Collected data entries
************

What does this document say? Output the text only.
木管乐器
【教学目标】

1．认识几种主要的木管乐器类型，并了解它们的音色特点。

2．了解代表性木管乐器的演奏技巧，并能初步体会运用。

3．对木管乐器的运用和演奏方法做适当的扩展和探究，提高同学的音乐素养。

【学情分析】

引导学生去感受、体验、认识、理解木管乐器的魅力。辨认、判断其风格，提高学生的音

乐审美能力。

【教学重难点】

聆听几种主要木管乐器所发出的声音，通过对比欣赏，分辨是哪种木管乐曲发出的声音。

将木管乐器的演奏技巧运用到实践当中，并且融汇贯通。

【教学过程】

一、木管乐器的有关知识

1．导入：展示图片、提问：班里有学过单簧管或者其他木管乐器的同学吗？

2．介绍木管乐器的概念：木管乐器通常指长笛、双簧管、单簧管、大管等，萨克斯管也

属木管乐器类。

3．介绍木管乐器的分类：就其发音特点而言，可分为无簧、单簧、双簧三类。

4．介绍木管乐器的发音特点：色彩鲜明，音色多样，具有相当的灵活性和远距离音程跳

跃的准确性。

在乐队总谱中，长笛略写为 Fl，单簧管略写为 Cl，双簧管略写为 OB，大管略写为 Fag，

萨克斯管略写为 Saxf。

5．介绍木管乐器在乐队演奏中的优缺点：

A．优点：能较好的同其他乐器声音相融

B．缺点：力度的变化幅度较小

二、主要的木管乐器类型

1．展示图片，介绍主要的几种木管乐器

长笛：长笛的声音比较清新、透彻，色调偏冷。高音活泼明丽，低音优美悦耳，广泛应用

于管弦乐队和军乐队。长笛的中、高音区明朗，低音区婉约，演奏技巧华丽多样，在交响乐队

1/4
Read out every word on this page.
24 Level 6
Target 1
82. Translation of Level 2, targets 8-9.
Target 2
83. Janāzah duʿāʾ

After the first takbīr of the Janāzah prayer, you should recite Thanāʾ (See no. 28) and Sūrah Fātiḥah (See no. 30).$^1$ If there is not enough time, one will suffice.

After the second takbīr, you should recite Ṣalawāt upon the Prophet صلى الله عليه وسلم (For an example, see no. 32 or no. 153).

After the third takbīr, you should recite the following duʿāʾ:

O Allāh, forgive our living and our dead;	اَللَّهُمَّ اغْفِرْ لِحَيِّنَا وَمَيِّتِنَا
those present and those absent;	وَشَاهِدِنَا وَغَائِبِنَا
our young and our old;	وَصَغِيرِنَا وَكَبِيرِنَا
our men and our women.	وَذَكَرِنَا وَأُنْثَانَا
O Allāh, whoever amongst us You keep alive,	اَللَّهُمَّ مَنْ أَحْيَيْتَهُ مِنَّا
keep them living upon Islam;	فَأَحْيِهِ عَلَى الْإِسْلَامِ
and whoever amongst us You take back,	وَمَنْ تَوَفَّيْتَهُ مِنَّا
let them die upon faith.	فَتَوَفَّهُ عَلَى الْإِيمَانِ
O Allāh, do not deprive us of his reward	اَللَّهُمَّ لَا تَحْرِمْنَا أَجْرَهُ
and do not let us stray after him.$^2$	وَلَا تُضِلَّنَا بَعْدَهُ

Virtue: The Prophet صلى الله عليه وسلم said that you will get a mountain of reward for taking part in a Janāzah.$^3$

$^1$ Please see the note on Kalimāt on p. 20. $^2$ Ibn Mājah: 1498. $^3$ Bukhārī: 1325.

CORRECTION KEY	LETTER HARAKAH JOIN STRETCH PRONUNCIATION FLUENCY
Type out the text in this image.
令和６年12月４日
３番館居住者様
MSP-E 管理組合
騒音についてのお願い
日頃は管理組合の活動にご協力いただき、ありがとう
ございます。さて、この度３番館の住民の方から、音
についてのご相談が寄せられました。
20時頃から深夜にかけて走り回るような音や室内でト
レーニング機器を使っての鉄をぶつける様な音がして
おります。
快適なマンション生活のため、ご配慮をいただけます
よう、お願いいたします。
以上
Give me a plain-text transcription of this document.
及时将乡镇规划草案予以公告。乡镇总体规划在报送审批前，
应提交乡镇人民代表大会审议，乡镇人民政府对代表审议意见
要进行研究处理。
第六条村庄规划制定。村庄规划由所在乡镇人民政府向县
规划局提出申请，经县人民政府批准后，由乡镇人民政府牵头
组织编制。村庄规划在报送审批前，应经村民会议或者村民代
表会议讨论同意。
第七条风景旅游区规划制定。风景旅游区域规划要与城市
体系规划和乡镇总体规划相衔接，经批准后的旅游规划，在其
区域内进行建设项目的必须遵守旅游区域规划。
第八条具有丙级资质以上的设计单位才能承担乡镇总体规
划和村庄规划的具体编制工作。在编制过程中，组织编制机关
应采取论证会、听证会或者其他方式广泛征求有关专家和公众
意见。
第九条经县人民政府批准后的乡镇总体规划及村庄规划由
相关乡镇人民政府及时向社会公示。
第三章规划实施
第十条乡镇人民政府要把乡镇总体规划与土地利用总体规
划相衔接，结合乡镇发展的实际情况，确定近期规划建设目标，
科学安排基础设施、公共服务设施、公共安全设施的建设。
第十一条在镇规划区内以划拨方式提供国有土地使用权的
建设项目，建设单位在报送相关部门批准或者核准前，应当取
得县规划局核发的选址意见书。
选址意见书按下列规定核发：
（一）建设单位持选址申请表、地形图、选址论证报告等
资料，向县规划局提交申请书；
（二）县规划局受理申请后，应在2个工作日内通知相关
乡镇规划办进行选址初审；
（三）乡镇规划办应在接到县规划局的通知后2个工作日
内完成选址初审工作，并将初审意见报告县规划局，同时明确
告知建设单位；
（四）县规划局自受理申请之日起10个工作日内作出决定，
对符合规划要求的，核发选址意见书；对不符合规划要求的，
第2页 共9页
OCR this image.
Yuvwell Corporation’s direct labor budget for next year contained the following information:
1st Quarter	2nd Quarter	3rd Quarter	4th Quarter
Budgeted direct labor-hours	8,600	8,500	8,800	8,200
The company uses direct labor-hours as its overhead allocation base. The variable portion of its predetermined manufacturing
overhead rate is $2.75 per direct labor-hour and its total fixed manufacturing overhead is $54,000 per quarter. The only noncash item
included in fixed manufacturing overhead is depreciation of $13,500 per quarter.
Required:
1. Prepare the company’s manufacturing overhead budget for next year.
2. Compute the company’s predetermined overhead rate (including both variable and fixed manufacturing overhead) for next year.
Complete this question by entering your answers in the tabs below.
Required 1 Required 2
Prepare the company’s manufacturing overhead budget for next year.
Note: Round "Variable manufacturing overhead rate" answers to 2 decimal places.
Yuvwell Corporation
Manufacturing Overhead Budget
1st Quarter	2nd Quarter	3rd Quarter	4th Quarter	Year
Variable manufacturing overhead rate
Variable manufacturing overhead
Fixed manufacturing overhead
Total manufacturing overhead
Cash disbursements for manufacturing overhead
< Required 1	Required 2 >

************

PROBLEM DESCRIPTION »
Take the entries above and copy them out exactly.

OUTPUT »
What does this document say? Output the text only.
木管乐器
【教学目标】

1．认识几种主要的木管乐器类型，并了解它们的音色特点。

2．了解代表性木管乐器的演奏技巧，并能初步体会运用。

3．对木管乐器的运用和演奏方法做适当的扩展和探究，提高同学的音乐素养。

【学情分析】

引导学生去感受、体验、认识、理解木管乐器的魅力。辨认、判断其风格，提高学生的音

乐审美能力。

【教学重难点】

聆听几种主要木管乐器所发出的声音，通过对比欣赏，分辨是哪种木管乐曲发出的声音。

将木管乐器的演奏技巧运用到实践当中，并且融汇贯通。

【教学过程】

一、木管乐器的有关知识

1．导入：展示图片、提问：班里有学过单簧管或者其他木管乐器的同学吗？

2．介绍木管乐器的概念：木管乐器通常指长笛、双簧管、单簧管、大管等，萨克斯管也

属木管乐器类。

3．介绍木管乐器的分类：就其发音特点而言，可分为无簧、单簧、双簧三类。

4．介绍木管乐器的发音特点：色彩鲜明，音色多样，具有相当的灵活性和远距离音程跳

跃的准确性。

在乐队总谱中，长笛略写为 Fl，单簧管略写为 Cl，双簧管略写为 OB，大管略写为 Fag，

萨克斯管略写为 Saxf。

5．介绍木管乐器在乐队演奏中的优缺点：

A．优点：能较好的同其他乐器声音相融

B．缺点：力度的变化幅度较小

二、主要的木管乐器类型

1．展示图片，介绍主要的几种木管乐器

长笛：长笛的声音比较清新、透彻，色调偏冷。高音活泼明丽，低音优美悦耳，广泛应用

于管弦乐队和军乐队。长笛的中、高音区明朗，低音区婉约，演奏技巧华丽多样，在交响乐队

1/4
Read out every word on this page.
24 Level 6
Target 1
82. Translation of Level 2, targets 8-9.
Target 2
83. Janāzah duʿāʾ

After the first takbīr of the Janāzah prayer, you should recite Thanāʾ (See no. 28) and Sūrah Fātiḥah (See no. 30).$^1$ If there is not enough time, one will suffice.

After the second takbīr, you should recite Ṣalawāt upon the Prophet صلى الله عليه وسلم (For an example, see no. 32 or no. 153).

After the third takbīr, you should recite the following duʿāʾ:

O Allāh, forgive our living and our dead;	اَللَّهُمَّ اغْفِرْ لِحَيِّنَا وَمَيِّتِنَا
those present and those absent;	وَشَاهِدِنَا وَغَائِبِنَا
our young and our old;	وَصَغِيرِنَا وَكَبِيرِنَا
our men and our women.	وَذَكَرِنَا وَأُنْثَانَا
O Allāh, whoever amongst us You keep alive,	اَللَّهُمَّ مَنْ أَحْيَيْتَهُ مِنَّا
keep them living upon Islam;	فَأَحْيِهِ عَلَى الْإِسْلَامِ
and whoever amongst us You take back,	وَمَنْ تَوَفَّيْتَهُ مِنَّا
let them die upon faith.	فَتَوَفَّهُ عَلَى الْإِيمَانِ
O Allāh, do not deprive us of his reward	اَللَّهُمَّ لَا تَحْرِمْنَا أَجْرَهُ
and do not let us stray after him.$^2$	وَلَا تُضِلَّنَا بَعْدَهُ

Virtue: The Prophet صلى الله عليه وسلم said that you will get a mountain of reward for taking part in a Janāzah.$^3$

$^1$ Please see the note on Kalimāt on p. 20. $^2$ Ibn Mājah: 1498. $^3$ Bukhārī: 1325.

CORRECTION KEY	LETTER HARAKAH JOIN STRETCH PRONUNCIATION FLUENCY
Type out the text in this image.
令和６年12月４日
３番館居住者様
MSP-E 管理組合
騒音についてのお願い
日頃は管理組合の活動にご協力いただき、ありがとう
ございます。さて、この度３番館の住民の方から、音
についてのご相談が寄せられました。
20時頃から深夜にかけて走り回るような音や室内でト
レーニング機器を使っての鉄をぶつける様な音がして
おります。
快適なマンション生活のため、ご配慮をいただけます
よう、お願いいたします。
以上
Give me a plain-text transcription of this document.
及时将乡镇规划草案予以公告。乡镇总体规划在报送审批前，
应提交乡镇人民代表大会审议，乡镇人民政府对代表审议意见
要进行研究处理。
第六条村庄规划制定。村庄规划由所在乡镇人民政府向县
规划局提出申请，经县人民政府批准后，由乡镇人民政府牵头
组织编制。村庄规划在报送审批前，应经村民会议或者村民代
表会议讨论同意。
第七条风景旅游区规划制定。风景旅游区域规划要与城市
体系规划和乡镇总体规划相衔接，经批准后的旅游规划，在其
区域内进行建设项目的必须遵守旅游区域规划。
第八条具有丙级资质以上的设计单位才能承担乡镇总体规
划和村庄规划的具体编制工作。在编制过程中，组织编制机关
应采取论证会、听证会或者其他方式广泛征求有关专家和公众
意见。
第九条经县人民政府批准后的乡镇总体规划及村庄规划由
相关乡镇人民政府及时向社会公示。
第三章规划实施
第十条乡镇人民政府要把乡镇总体规划与土地利用总体规
划相衔接，结合乡镇发展的实际情况，确定近期规划建设目标，
科学安排基础设施、公共服务设施、公共安全设施的建设。
第十一条在镇规划区内以划拨方式提供国有土地使用权的
建设项目，建设单位在报送相关部门批准或者核准前，应当取
得县规划局核发的选址意见书。
选址意见书按下列规定核发：
（一）建设单位持选址申请表、地形图、选址论证报告等
资料，向县规划局提交申请书；
（二）县规划局受理申请后，应在2个工作日内通知相关
乡镇规划办进行选址初审；
（三）乡镇规划办应在接到县规划局的通知后2个工作日
内完成选址初审工作，并将初审意见报告县规划局，同时明确
告知建设单位；
（四）县规划局自受理申请之日起10个工作日内作出决定，
对符合规划要求的，核发选址意见书；对不符合规划要求的，
第2页 共9页
OCR this image.
Yuvwell Corporation’s direct labor budget for next year contained the following information:
1st Quarter	2nd Quarter	3rd Quarter	4th Quarter
Budgeted direct labor-hours	8,600	8,500	8,800	8,200
The company uses direct labor-hours as its overhead allocation base. The variable portion of its predetermined manufacturing
overhead rate is $2.75 per direct labor-hour and its total fixed manufacturing overhead is $54,000 per quarter. The only noncash item
included in fixed manufacturing overhead is depreciation of $13,500 per quarter.
Required:
1. Prepare the company’s manufacturing overhead budget for next year.
2. Compute the company’s predetermined overhead rate (including both variable and fixed manufacturing overhead) for next year.
Complete this question by entering your answers in the tabs below.
Required 1 Required 2
Prepare the company’s manufacturing overhead budget for next year.
Note: Round "Variable manufacturing overhead rate" answers to 2 decimal places.
Yuvwell Corporation
Manufacturing Overhead Budget
1st Quarter	2nd Quarter	3rd Quarter	4th Quarter	Year
Variable manufacturing overhead rate
Variable manufacturing overhead
Fixed manufacturing overhead
Total manufacturing overhead
Cash disbursements for manufacturing overhead
< Required 1	Required 2 >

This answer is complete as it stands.